### EXERCISE INPUT
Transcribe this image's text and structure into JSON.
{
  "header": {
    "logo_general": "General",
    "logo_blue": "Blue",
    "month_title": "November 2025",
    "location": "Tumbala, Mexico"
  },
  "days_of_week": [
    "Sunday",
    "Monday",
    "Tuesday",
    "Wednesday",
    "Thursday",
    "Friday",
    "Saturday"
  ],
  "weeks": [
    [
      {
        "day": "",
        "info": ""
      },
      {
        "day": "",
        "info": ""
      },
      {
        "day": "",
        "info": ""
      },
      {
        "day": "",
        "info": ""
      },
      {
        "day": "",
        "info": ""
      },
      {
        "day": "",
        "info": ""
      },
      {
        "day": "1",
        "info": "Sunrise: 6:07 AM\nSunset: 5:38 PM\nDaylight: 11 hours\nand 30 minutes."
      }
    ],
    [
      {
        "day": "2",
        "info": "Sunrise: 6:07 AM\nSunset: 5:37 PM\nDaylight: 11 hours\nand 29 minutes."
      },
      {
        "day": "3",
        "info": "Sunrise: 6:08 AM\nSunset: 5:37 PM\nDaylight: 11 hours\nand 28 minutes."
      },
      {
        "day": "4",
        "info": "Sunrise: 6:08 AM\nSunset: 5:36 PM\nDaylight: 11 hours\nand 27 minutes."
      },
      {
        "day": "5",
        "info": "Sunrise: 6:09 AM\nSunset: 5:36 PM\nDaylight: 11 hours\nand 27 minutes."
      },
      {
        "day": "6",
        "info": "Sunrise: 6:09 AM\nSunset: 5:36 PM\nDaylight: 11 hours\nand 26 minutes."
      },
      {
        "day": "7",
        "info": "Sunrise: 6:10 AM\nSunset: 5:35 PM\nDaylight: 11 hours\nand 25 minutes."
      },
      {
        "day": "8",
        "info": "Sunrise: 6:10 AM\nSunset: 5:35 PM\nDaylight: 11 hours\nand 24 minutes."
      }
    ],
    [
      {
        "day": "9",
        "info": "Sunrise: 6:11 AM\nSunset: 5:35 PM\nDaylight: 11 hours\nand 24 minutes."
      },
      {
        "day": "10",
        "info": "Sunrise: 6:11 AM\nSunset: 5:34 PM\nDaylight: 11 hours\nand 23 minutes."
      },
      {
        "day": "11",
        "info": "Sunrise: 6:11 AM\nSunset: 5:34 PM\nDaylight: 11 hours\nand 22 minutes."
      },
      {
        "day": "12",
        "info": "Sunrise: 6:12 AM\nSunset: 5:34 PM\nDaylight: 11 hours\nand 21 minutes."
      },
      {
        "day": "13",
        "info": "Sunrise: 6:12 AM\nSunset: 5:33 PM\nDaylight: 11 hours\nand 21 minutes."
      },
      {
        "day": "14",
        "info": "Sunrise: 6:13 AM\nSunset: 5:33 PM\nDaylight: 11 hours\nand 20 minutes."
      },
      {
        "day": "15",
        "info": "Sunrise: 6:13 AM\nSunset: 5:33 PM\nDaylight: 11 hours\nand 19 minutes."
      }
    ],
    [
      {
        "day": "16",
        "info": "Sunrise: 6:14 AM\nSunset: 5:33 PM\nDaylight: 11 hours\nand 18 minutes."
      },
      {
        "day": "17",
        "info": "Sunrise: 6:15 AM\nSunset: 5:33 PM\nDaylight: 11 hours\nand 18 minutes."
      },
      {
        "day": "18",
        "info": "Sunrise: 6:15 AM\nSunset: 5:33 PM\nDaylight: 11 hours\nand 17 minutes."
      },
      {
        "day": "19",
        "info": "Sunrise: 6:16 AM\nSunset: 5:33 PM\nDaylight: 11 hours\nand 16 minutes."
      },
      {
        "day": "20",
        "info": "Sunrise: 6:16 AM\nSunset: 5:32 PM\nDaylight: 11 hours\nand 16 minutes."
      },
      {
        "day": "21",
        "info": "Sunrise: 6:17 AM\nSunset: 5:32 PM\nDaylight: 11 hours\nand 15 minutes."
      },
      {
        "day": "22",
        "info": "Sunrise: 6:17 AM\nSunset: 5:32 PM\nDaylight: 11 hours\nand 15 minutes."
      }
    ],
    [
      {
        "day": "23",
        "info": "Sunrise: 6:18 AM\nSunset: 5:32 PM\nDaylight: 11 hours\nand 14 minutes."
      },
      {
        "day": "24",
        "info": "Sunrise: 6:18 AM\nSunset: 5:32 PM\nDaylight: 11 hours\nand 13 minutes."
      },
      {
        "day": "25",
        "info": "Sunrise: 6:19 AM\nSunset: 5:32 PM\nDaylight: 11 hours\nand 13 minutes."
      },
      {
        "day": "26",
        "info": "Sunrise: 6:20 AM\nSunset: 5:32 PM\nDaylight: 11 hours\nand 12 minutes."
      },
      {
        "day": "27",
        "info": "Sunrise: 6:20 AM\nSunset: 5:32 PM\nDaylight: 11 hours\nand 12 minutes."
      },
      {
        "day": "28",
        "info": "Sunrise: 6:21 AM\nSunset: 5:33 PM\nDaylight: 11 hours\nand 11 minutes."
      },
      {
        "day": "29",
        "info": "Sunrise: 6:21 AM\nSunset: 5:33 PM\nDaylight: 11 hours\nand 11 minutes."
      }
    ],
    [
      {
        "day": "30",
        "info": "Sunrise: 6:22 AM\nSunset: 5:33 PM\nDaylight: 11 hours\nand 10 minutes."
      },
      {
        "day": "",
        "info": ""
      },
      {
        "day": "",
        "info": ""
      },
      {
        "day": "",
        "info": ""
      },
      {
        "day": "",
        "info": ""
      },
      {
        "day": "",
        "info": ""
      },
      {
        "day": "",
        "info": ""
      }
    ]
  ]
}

### AIM OF THE EXERCISE
Repeat the records above in full, character for character.

### FINAL RESULT
Transcribe this image's text and structure into JSON.
{
  "header": {
    "logo_general": "General",
    "logo_blue": "Blue",
    "month_title": "November 2025",
    "location": "Tumbala, Mexico"
  },
  "days_of_week": [
    "Sunday",
    "Monday",
    "Tuesday",
    "Wednesday",
    "Thursday",
    "Friday",
    "Saturday"
  ],
  "weeks": [
    [
      {
        "day": "",
        "info": ""
      },
      {
        "day": "",
        "info": ""
      },
      {
        "day": "",
        "info": ""
      },
      {
        "day": "",
        "info": ""
      },
      {
        "day": "",
        "info": ""
      },
      {
        "day": "",
        "info": ""
      },
      {
        "day": "1",
        "info": "Sunrise: 6:07 AM\nSunset: 5:38 PM\nDaylight: 11 hours\nand 30 minutes."
      }
    ],
    [
      {
        "day": "2",
        "info": "Sunrise: 6:07 AM\nSunset: 5:37 PM\nDaylight: 11 hours\nand 29 minutes."
      },
      {
        "day": "3",
        "info": "Sunrise: 6:08 AM\nSunset: 5:37 PM\nDaylight: 11 hours\nand 28 minutes."
      },
      {
        "day": "4",
        "info": "Sunrise: 6:08 AM\nSunset: 5:36 PM\nDaylight: 11 hours\nand 27 minutes."
      },
      {
        "day": "5",
        "info": "Sunrise: 6:09 AM\nSunset: 5:36 PM\nDaylight: 11 hours\nand 27 minutes."
      },
      {
        "day": "6",
        "info": "Sunrise: 6:09 AM\nSunset: 5:36 PM\nDaylight: 11 hours\nand 26 minutes."
      },
      {
        "day": "7",
        "info": "Sunrise: 6:10 AM\nSunset: 5:35 PM\nDaylight: 11 hours\nand 25 minutes."
      },
      {
        "day": "8",
        "info": "Sunrise: 6:10 AM\nSunset: 5:35 PM\nDaylight: 11 hours\nand 24 minutes."
      }
    ],
    [
      {
        "day": "9",
        "info": "Sunrise: 6:11 AM\nSunset: 5:35 PM\nDaylight: 11 hours\nand 24 minutes."
      },
      {
        "day": "10",
        "info": "Sunrise: 6:11 AM\nSunset: 5:34 PM\nDaylight: 11 hours\nand 23 minutes."
      },
      {
        "day": "11",
        "info": "Sunrise: 6:11 AM\nSunset: 5:34 PM\nDaylight: 11 hours\nand 22 minutes."
      },
      {
        "day": "12",
        "info": "Sunrise: 6:12 AM\nSunset: 5:34 PM\nDaylight: 11 hours\nand 21 minutes."
      },
      {
        "day": "13",
        "info": "Sunrise: 6:12 AM\nSunset: 5:33 PM\nDaylight: 11 hours\nand 21 minutes."
      },
      {
        "day": "14",
        "info": "Sunrise: 6:13 AM\nSunset: 5:33 PM\nDaylight: 11 hours\nand 20 minutes."
      },
      {
        "day": "15",
        "info": "Sunrise: 6:13 AM\nSunset: 5:33 PM\nDaylight: 11 hours\nand 19 minutes."
      }
    ],
    [
      {
        "day": "16",
        "info": "Sunrise: 6:14 AM\nSunset: 5:33 PM\nDaylight: 11 hours\nand 18 minutes."
      },
      {
        "day": "17",
        "info": "Sunrise: 6:15 AM\nSunset: 5:33 PM\nDaylight: 11 hours\nand 18 minutes."
      },
      {
        "day": "18",
        "info": "Sunrise: 6:15 AM\nSunset: 5:33 PM\nDaylight: 11 hours\nand 17 minutes."
      },
      {
        "day": "19",
        "info": "Sunrise: 6:16 AM\nSunset: 5:33 PM\nDaylight: 11 hours\nand 16 minutes."
      },
      {
        "day": "20",
        "info": "Sunrise: 6:16 AM\nSunset: 5:32 PM\nDaylight: 11 hours\nand 16 minutes."
      },
      {
        "day": "21",
        "info": "Sunrise: 6:17 AM\nSunset: 5:32 PM\nDaylight: 11 hours\nand 15 minutes."
      },
      {
        "day": "22",
        "info": "Sunrise: 6:17 AM\nSunset: 5:32 PM\nDaylight: 11 hours\nand 15 minutes."
      }
    ],
    [
      {
        "day": "23",
        "info": "Sunrise: 6:18 AM\nSunset: 5:32 PM\nDaylight: 11 hours\nand 14 minutes."
      },
      {
        "day": "24",
        "info": "Sunrise: 6:18 AM\nSunset: 5:32 PM\nDaylight: 11 hours\nand 13 minutes."
      },
      {
        "day": "25",
        "info": "Sunrise: 6:19 AM\nSunset: 5:32 PM\nDaylight: 11 hours\nand 13 minutes."
      },
      {
        "day": "26",
        "info": "Sunrise: 6:20 AM\nSunset: 5:32 PM\nDaylight: 11 hours\nand 12 minutes."
      },
      {
        "day": "27",
        "info": "Sunrise: 6:20 AM\nSunset: 5:32 PM\nDaylight: 11 hours\nand 12 minutes."
      },
      {
        "day": "28",
        "info": "Sunrise: 6:21 AM\nSunset: 5:33 PM\nDaylight: 11 hours\nand 11 minutes."
      },
      {
        "day": "29",
        "info": "Sunrise: 6:21 AM\nSunset: 5:33 PM\nDaylight: 11 hours\nand 11 minutes."
      }
    ],
    [
      {
        "day": "30",
        "info": "Sunrise: 6:22 AM\nSunset: 5:33 PM\nDaylight: 11 hours\nand 10 minutes."
      },
      {
        "day": "",
        "info": ""
      },
      {
        "day": "",
        "info": ""
      },
      {
        "day": "",
        "info": ""
      },
      {
        "day": "",
        "info": ""
      },
      {
        "day": "",
        "info": ""
      },
      {
        "day": "",
        "info": ""
      }
    ]
  ]
}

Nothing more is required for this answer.